Given problem: Print the listing below in its entirety, character for character.

Data records:
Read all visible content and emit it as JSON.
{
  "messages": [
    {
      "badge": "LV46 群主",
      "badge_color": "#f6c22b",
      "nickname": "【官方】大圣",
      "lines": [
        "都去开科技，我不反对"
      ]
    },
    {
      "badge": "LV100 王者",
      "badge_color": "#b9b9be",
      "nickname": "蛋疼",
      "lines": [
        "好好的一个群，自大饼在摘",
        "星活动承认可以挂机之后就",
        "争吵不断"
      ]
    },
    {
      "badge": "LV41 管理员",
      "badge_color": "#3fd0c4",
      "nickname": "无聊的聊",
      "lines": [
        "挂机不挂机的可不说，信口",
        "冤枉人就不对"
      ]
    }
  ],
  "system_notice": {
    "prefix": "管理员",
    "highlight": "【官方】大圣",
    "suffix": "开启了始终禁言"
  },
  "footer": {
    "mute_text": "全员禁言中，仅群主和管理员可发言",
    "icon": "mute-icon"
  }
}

Written solution:
Read all visible content and emit it as JSON.
{
  "messages": [
    {
      "badge": "LV46 群主",
      "badge_color": "#f6c22b",
      "nickname": "【官方】大圣",
      "lines": [
        "都去开科技，我不反对"
      ]
    },
    {
      "badge": "LV100 王者",
      "badge_color": "#b9b9be",
      "nickname": "蛋疼",
      "lines": [
        "好好的一个群，自大饼在摘",
        "星活动承认可以挂机之后就",
        "争吵不断"
      ]
    },
    {
      "badge": "LV41 管理员",
      "badge_color": "#3fd0c4",
      "nickname": "无聊的聊",
      "lines": [
        "挂机不挂机的可不说，信口",
        "冤枉人就不对"
      ]
    }
  ],
  "system_notice": {
    "prefix": "管理员",
    "highlight": "【官方】大圣",
    "suffix": "开启了始终禁言"
  },
  "footer": {
    "mute_text": "全员禁言中，仅群主和管理员可发言",
    "icon": "mute-icon"
  }
}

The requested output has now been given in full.